* AIM OF THE TASK *
Write out the full set of records below exactly.

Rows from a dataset
★ ★ ★ ★ ★

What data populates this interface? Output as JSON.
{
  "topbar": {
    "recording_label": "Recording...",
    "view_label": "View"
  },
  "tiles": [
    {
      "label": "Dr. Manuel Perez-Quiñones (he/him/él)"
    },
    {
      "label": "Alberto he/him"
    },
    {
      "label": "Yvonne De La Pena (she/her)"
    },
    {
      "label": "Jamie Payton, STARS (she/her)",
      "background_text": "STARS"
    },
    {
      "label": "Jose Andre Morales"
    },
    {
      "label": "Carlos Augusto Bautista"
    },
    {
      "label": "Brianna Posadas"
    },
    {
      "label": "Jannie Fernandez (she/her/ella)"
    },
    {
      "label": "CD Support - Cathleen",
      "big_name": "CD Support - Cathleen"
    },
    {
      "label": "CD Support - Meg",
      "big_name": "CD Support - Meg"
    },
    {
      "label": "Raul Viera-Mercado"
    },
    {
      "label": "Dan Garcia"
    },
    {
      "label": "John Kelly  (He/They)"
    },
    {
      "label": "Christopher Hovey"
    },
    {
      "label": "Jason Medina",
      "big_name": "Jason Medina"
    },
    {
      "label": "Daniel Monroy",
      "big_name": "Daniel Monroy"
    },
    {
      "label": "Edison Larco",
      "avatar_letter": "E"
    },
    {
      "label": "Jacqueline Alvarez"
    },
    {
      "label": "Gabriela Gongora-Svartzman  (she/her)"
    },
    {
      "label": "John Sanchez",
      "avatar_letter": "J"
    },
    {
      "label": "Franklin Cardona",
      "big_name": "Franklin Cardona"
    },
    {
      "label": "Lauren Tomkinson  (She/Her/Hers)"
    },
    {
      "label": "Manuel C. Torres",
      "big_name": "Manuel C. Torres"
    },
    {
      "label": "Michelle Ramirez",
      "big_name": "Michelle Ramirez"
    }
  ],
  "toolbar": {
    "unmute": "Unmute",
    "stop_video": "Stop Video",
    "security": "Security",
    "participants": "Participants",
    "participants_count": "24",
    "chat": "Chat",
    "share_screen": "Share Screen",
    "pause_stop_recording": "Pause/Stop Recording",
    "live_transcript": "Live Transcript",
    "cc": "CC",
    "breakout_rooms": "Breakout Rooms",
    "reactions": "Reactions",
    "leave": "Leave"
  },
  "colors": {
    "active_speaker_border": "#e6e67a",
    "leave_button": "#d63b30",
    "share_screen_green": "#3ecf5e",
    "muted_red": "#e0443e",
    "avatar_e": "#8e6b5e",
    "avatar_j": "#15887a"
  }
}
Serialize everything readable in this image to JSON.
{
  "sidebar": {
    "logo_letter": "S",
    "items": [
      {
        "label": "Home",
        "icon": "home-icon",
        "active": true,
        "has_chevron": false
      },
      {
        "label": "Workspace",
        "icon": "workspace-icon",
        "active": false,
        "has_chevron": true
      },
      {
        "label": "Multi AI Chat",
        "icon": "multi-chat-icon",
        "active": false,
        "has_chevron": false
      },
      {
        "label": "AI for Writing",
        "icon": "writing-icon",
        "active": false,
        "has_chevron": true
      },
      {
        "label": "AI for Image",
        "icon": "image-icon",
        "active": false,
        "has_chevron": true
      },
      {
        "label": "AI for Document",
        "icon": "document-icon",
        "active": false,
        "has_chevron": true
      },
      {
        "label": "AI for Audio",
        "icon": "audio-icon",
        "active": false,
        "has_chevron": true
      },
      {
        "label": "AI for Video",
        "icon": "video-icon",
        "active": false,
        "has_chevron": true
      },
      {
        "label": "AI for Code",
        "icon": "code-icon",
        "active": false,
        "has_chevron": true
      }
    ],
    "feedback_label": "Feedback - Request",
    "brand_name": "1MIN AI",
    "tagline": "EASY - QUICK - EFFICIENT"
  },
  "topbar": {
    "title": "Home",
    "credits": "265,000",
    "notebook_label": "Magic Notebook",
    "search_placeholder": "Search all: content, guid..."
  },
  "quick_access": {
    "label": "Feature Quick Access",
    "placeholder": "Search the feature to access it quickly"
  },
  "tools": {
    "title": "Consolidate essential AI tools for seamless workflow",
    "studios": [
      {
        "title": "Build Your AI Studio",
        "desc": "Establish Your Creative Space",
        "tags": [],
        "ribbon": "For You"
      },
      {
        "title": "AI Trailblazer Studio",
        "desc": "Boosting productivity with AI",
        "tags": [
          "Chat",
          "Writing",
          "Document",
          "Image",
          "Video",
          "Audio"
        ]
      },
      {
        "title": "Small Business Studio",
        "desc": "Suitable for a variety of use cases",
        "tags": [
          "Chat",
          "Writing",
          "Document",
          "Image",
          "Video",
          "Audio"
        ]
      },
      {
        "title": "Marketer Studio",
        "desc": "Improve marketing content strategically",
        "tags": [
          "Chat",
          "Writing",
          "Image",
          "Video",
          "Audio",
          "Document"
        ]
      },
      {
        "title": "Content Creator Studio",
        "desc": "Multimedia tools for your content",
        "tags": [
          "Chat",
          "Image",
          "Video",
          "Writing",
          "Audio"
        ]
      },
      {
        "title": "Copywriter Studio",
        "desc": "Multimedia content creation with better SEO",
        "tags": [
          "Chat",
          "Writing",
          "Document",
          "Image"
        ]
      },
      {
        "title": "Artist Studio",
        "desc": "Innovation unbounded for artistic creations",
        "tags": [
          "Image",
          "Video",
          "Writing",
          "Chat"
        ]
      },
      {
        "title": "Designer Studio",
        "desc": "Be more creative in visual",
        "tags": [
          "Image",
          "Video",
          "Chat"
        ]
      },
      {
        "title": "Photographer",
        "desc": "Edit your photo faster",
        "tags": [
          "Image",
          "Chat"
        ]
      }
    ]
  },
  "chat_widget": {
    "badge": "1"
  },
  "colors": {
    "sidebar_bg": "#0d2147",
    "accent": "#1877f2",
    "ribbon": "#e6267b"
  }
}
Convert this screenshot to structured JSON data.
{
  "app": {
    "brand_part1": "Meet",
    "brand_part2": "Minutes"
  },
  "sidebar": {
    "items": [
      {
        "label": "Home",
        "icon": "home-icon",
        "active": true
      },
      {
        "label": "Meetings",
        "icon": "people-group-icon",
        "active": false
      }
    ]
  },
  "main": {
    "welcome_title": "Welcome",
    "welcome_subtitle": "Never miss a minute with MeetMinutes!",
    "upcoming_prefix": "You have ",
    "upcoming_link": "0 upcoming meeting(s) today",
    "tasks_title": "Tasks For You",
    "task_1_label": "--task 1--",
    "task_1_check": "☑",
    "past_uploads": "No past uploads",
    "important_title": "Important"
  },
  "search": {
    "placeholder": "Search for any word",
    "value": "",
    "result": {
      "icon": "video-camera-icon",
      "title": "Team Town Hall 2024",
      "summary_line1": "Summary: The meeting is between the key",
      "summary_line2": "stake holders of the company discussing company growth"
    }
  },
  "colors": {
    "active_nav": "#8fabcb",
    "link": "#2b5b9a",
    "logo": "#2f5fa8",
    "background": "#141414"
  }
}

★ ★ ★ ★ ★

* THE REPLY *
What data populates this interface? Output as JSON.
{
  "topbar": {
    "recording_label": "Recording...",
    "view_label": "View"
  },
  "tiles": [
    {
      "label": "Dr. Manuel Perez-Quiñones (he/him/él)"
    },
    {
      "label": "Alberto he/him"
    },
    {
      "label": "Yvonne De La Pena (she/her)"
    },
    {
      "label": "Jamie Payton, STARS (she/her)",
      "background_text": "STARS"
    },
    {
      "label": "Jose Andre Morales"
    },
    {
      "label": "Carlos Augusto Bautista"
    },
    {
      "label": "Brianna Posadas"
    },
    {
      "label": "Jannie Fernandez (she/her/ella)"
    },
    {
      "label": "CD Support - Cathleen",
      "big_name": "CD Support - Cathleen"
    },
    {
      "label": "CD Support - Meg",
      "big_name": "CD Support - Meg"
    },
    {
      "label": "Raul Viera-Mercado"
    },
    {
      "label": "Dan Garcia"
    },
    {
      "label": "John Kelly  (He/They)"
    },
    {
      "label": "Christopher Hovey"
    },
    {
      "label": "Jason Medina",
      "big_name": "Jason Medina"
    },
    {
      "label": "Daniel Monroy",
      "big_name": "Daniel Monroy"
    },
    {
      "label": "Edison Larco",
      "avatar_letter": "E"
    },
    {
      "label": "Jacqueline Alvarez"
    },
    {
      "label": "Gabriela Gongora-Svartzman  (she/her)"
    },
    {
      "label": "John Sanchez",
      "avatar_letter": "J"
    },
    {
      "label": "Franklin Cardona",
      "big_name": "Franklin Cardona"
    },
    {
      "label": "Lauren Tomkinson  (She/Her/Hers)"
    },
    {
      "label": "Manuel C. Torres",
      "big_name": "Manuel C. Torres"
    },
    {
      "label": "Michelle Ramirez",
      "big_name": "Michelle Ramirez"
    }
  ],
  "toolbar": {
    "unmute": "Unmute",
    "stop_video": "Stop Video",
    "security": "Security",
    "participants": "Participants",
    "participants_count": "24",
    "chat": "Chat",
    "share_screen": "Share Screen",
    "pause_stop_recording": "Pause/Stop Recording",
    "live_transcript": "Live Transcript",
    "cc": "CC",
    "breakout_rooms": "Breakout Rooms",
    "reactions": "Reactions",
    "leave": "Leave"
  },
  "colors": {
    "active_speaker_border": "#e6e67a",
    "leave_button": "#d63b30",
    "share_screen_green": "#3ecf5e",
    "muted_red": "#e0443e",
    "avatar_e": "#8e6b5e",
    "avatar_j": "#15887a"
  }
}
Serialize everything readable in this image to JSON.
{
  "sidebar": {
    "logo_letter": "S",
    "items": [
      {
        "label": "Home",
        "icon": "home-icon",
        "active": true,
        "has_chevron": false
      },
      {
        "label": "Workspace",
        "icon": "workspace-icon",
        "active": false,
        "has_chevron": true
      },
      {
        "label": "Multi AI Chat",
        "icon": "multi-chat-icon",
        "active": false,
        "has_chevron": false
      },
      {
        "label": "AI for Writing",
        "icon": "writing-icon",
        "active": false,
        "has_chevron": true
      },
      {
        "label": "AI for Image",
        "icon": "image-icon",
        "active": false,
        "has_chevron": true
      },
      {
        "label": "AI for Document",
        "icon": "document-icon",
        "active": false,
        "has_chevron": true
      },
      {
        "label": "AI for Audio",
        "icon": "audio-icon",
        "active": false,
        "has_chevron": true
      },
      {
        "label": "AI for Video",
        "icon": "video-icon",
        "active": false,
        "has_chevron": true
      },
      {
        "label": "AI for Code",
        "icon": "code-icon",
        "active": false,
        "has_chevron": true
      }
    ],
    "feedback_label": "Feedback - Request",
    "brand_name": "1MIN AI",
    "tagline": "EASY - QUICK - EFFICIENT"
  },
  "topbar": {
    "title": "Home",
    "credits": "265,000",
    "notebook_label": "Magic Notebook",
    "search_placeholder": "Search all: content, guid..."
  },
  "quick_access": {
    "label": "Feature Quick Access",
    "placeholder": "Search the feature to access it quickly"
  },
  "tools": {
    "title": "Consolidate essential AI tools for seamless workflow",
    "studios": [
      {
        "title": "Build Your AI Studio",
        "desc": "Establish Your Creative Space",
        "tags": [],
        "ribbon": "For You"
      },
      {
        "title": "AI Trailblazer Studio",
        "desc": "Boosting productivity with AI",
        "tags": [
          "Chat",
          "Writing",
          "Document",
          "Image",
          "Video",
          "Audio"
        ]
      },
      {
        "title": "Small Business Studio",
        "desc": "Suitable for a variety of use cases",
        "tags": [
          "Chat",
          "Writing",
          "Document",
          "Image",
          "Video",
          "Audio"
        ]
      },
      {
        "title": "Marketer Studio",
        "desc": "Improve marketing content strategically",
        "tags": [
          "Chat",
          "Writing",
          "Image",
          "Video",
          "Audio",
          "Document"
        ]
      },
      {
        "title": "Content Creator Studio",
        "desc": "Multimedia tools for your content",
        "tags": [
          "Chat",
          "Image",
          "Video",
          "Writing",
          "Audio"
        ]
      },
      {
        "title": "Copywriter Studio",
        "desc": "Multimedia content creation with better SEO",
        "tags": [
          "Chat",
          "Writing",
          "Document",
          "Image"
        ]
      },
      {
        "title": "Artist Studio",
        "desc": "Innovation unbounded for artistic creations",
        "tags": [
          "Image",
          "Video",
          "Writing",
          "Chat"
        ]
      },
      {
        "title": "Designer Studio",
        "desc": "Be more creative in visual",
        "tags": [
          "Image",
          "Video",
          "Chat"
        ]
      },
      {
        "title": "Photographer",
        "desc": "Edit your photo faster",
        "tags": [
          "Image",
          "Chat"
        ]
      }
    ]
  },
  "chat_widget": {
    "badge": "1"
  },
  "colors": {
    "sidebar_bg": "#0d2147",
    "accent": "#1877f2",
    "ribbon": "#e6267b"
  }
}
Convert this screenshot to structured JSON data.
{
  "app": {
    "brand_part1": "Meet",
    "brand_part2": "Minutes"
  },
  "sidebar": {
    "items": [
      {
        "label": "Home",
        "icon": "home-icon",
        "active": true
      },
      {
        "label": "Meetings",
        "icon": "people-group-icon",
        "active": false
      }
    ]
  },
  "main": {
    "welcome_title": "Welcome",
    "welcome_subtitle": "Never miss a minute with MeetMinutes!",
    "upcoming_prefix": "You have ",
    "upcoming_link": "0 upcoming meeting(s) today",
    "tasks_title": "Tasks For You",
    "task_1_label": "--task 1--",
    "task_1_check": "☑",
    "past_uploads": "No past uploads",
    "important_title": "Important"
  },
  "search": {
    "placeholder": "Search for any word",
    "value": "",
    "result": {
      "icon": "video-camera-icon",
      "title": "Team Town Hall 2024",
      "summary_line1": "Summary: The meeting is between the key",
      "summary_line2": "stake holders of the company discussing company growth"
    }
  },
  "colors": {
    "active_nav": "#8fabcb",
    "link": "#2b5b9a",
    "logo": "#2f5fa8",
    "background": "#141414"
  }
}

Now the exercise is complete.